◆ **The task**: Copy out the material below in full, but not its images.

##############################

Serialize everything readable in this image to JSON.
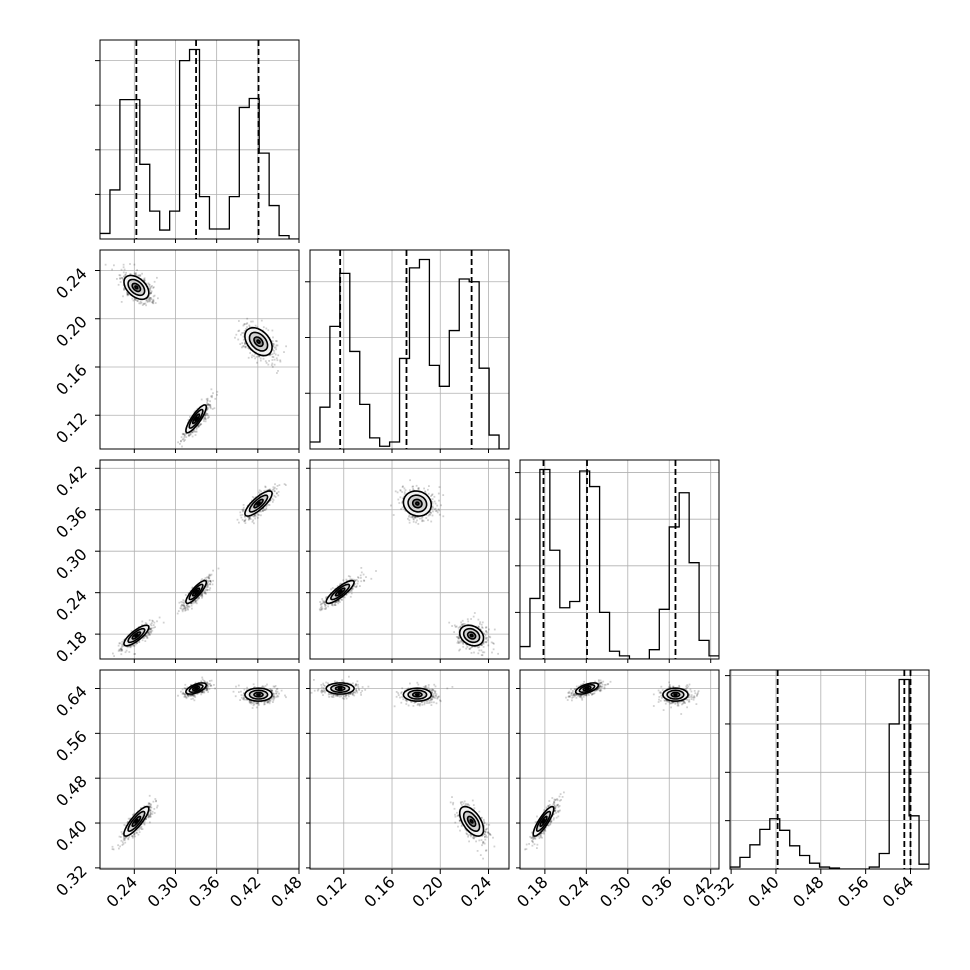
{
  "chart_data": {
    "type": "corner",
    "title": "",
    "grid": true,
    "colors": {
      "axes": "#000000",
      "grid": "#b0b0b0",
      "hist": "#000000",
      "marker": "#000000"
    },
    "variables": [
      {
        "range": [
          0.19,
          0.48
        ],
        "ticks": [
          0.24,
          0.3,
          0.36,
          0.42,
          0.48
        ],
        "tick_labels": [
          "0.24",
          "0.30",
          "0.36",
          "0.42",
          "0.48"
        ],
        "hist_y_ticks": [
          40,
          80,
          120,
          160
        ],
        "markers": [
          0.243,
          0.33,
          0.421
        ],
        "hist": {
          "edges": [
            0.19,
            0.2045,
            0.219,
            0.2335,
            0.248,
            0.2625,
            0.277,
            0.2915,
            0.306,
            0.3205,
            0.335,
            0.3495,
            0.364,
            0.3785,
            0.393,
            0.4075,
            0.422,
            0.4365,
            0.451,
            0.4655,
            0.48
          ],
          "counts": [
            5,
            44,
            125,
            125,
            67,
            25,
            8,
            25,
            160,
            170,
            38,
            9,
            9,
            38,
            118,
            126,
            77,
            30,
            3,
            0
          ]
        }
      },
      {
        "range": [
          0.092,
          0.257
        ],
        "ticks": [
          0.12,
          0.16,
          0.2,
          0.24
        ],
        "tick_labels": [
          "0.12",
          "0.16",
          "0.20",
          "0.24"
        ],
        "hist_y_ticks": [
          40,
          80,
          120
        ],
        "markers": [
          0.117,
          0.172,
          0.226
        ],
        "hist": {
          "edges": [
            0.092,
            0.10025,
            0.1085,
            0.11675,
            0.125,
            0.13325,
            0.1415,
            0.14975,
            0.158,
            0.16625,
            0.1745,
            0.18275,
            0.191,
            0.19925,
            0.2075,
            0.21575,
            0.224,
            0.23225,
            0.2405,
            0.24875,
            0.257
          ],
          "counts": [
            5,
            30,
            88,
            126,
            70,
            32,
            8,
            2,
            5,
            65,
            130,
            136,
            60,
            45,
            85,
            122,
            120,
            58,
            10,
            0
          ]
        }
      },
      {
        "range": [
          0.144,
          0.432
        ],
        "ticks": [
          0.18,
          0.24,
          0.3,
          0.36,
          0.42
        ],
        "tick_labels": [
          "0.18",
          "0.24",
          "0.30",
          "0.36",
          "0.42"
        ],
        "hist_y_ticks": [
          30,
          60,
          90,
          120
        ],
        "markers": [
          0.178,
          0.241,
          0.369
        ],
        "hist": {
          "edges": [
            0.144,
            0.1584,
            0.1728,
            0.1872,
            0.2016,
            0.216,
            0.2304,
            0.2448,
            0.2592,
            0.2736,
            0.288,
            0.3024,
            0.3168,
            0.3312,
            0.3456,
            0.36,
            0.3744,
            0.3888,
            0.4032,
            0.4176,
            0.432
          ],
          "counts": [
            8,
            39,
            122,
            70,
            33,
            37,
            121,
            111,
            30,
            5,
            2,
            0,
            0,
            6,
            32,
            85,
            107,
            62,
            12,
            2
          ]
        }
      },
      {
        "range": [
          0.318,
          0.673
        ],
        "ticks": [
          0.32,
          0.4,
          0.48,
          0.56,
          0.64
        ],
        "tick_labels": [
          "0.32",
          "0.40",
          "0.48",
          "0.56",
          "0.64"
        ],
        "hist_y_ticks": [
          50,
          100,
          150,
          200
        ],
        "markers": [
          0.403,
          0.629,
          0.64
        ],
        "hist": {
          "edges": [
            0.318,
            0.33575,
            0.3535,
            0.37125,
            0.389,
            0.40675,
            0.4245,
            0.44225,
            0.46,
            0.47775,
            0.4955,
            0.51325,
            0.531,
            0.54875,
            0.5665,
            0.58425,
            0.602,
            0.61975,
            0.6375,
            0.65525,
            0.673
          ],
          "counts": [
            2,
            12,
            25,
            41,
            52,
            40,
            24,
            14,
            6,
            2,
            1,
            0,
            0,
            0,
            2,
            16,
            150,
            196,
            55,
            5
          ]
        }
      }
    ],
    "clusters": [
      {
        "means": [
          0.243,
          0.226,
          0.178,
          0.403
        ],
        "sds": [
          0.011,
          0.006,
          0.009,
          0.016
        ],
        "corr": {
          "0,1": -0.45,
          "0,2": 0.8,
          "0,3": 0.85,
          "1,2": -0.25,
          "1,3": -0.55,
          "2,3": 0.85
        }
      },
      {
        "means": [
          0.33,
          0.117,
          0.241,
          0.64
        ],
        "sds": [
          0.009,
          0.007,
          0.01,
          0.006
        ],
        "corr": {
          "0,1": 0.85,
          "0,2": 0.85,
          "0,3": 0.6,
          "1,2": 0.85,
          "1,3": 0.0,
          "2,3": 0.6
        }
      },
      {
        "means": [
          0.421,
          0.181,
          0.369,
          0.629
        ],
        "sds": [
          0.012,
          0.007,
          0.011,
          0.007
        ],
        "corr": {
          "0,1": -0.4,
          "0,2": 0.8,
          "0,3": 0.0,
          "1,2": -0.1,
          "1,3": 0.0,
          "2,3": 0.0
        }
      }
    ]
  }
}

##############################

◆ **Output for this exercise**:
Serialize everything readable in this image to JSON.
{
  "chart_data": {
    "type": "corner",
    "title": "",
    "grid": true,
    "colors": {
      "axes": "#000000",
      "grid": "#b0b0b0",
      "hist": "#000000",
      "marker": "#000000"
    },
    "variables": [
      {
        "range": [
          0.19,
          0.48
        ],
        "ticks": [
          0.24,
          0.3,
          0.36,
          0.42,
          0.48
        ],
        "tick_labels": [
          "0.24",
          "0.30",
          "0.36",
          "0.42",
          "0.48"
        ],
        "hist_y_ticks": [
          40,
          80,
          120,
          160
        ],
        "markers": [
          0.243,
          0.33,
          0.421
        ],
        "hist": {
          "edges": [
            0.19,
            0.2045,
            0.219,
            0.2335,
            0.248,
            0.2625,
            0.277,
            0.2915,
            0.306,
            0.3205,
            0.335,
            0.3495,
            0.364,
            0.3785,
            0.393,
            0.4075,
            0.422,
            0.4365,
            0.451,
            0.4655,
            0.48
          ],
          "counts": [
            5,
            44,
            125,
            125,
            67,
            25,
            8,
            25,
            160,
            170,
            38,
            9,
            9,
            38,
            118,
            126,
            77,
            30,
            3,
            0
          ]
        }
      },
      {
        "range": [
          0.092,
          0.257
        ],
        "ticks": [
          0.12,
          0.16,
          0.2,
          0.24
        ],
        "tick_labels": [
          "0.12",
          "0.16",
          "0.20",
          "0.24"
        ],
        "hist_y_ticks": [
          40,
          80,
          120
        ],
        "markers": [
          0.117,
          0.172,
          0.226
        ],
        "hist": {
          "edges": [
            0.092,
            0.10025,
            0.1085,
            0.11675,
            0.125,
            0.13325,
            0.1415,
            0.14975,
            0.158,
            0.16625,
            0.1745,
            0.18275,
            0.191,
            0.19925,
            0.2075,
            0.21575,
            0.224,
            0.23225,
            0.2405,
            0.24875,
            0.257
          ],
          "counts": [
            5,
            30,
            88,
            126,
            70,
            32,
            8,
            2,
            5,
            65,
            130,
            136,
            60,
            45,
            85,
            122,
            120,
            58,
            10,
            0
          ]
        }
      },
      {
        "range": [
          0.144,
          0.432
        ],
        "ticks": [
          0.18,
          0.24,
          0.3,
          0.36,
          0.42
        ],
        "tick_labels": [
          "0.18",
          "0.24",
          "0.30",
          "0.36",
          "0.42"
        ],
        "hist_y_ticks": [
          30,
          60,
          90,
          120
        ],
        "markers": [
          0.178,
          0.241,
          0.369
        ],
        "hist": {
          "edges": [
            0.144,
            0.1584,
            0.1728,
            0.1872,
            0.2016,
            0.216,
            0.2304,
            0.2448,
            0.2592,
            0.2736,
            0.288,
            0.3024,
            0.3168,
            0.3312,
            0.3456,
            0.36,
            0.3744,
            0.3888,
            0.4032,
            0.4176,
            0.432
          ],
          "counts": [
            8,
            39,
            122,
            70,
            33,
            37,
            121,
            111,
            30,
            5,
            2,
            0,
            0,
            6,
            32,
            85,
            107,
            62,
            12,
            2
          ]
        }
      },
      {
        "range": [
          0.318,
          0.673
        ],
        "ticks": [
          0.32,
          0.4,
          0.48,
          0.56,
          0.64
        ],
        "tick_labels": [
          "0.32",
          "0.40",
          "0.48",
          "0.56",
          "0.64"
        ],
        "hist_y_ticks": [
          50,
          100,
          150,
          200
        ],
        "markers": [
          0.403,
          0.629,
          0.64
        ],
        "hist": {
          "edges": [
            0.318,
            0.33575,
            0.3535,
            0.37125,
            0.389,
            0.40675,
            0.4245,
            0.44225,
            0.46,
            0.47775,
            0.4955,
            0.51325,
            0.531,
            0.54875,
            0.5665,
            0.58425,
            0.602,
            0.61975,
            0.6375,
            0.65525,
            0.673
          ],
          "counts": [
            2,
            12,
            25,
            41,
            52,
            40,
            24,
            14,
            6,
            2,
            1,
            0,
            0,
            0,
            2,
            16,
            150,
            196,
            55,
            5
          ]
        }
      }
    ],
    "clusters": [
      {
        "means": [
          0.243,
          0.226,
          0.178,
          0.403
        ],
        "sds": [
          0.011,
          0.006,
          0.009,
          0.016
        ],
        "corr": {
          "0,1": -0.45,
          "0,2": 0.8,
          "0,3": 0.85,
          "1,2": -0.25,
          "1,3": -0.55,
          "2,3": 0.85
        }
      },
      {
        "means": [
          0.33,
          0.117,
          0.241,
          0.64
        ],
        "sds": [
          0.009,
          0.007,
          0.01,
          0.006
        ],
        "corr": {
          "0,1": 0.85,
          "0,2": 0.85,
          "0,3": 0.6,
          "1,2": 0.85,
          "1,3": 0.0,
          "2,3": 0.6
        }
      },
      {
        "means": [
          0.421,
          0.181,
          0.369,
          0.629
        ],
        "sds": [
          0.012,
          0.007,
          0.011,
          0.007
        ],
        "corr": {
          "0,1": -0.4,
          "0,2": 0.8,
          "0,3": 0.0,
          "1,2": -0.1,
          "1,3": 0.0,
          "2,3": 0.0
        }
      }
    ]
  }
}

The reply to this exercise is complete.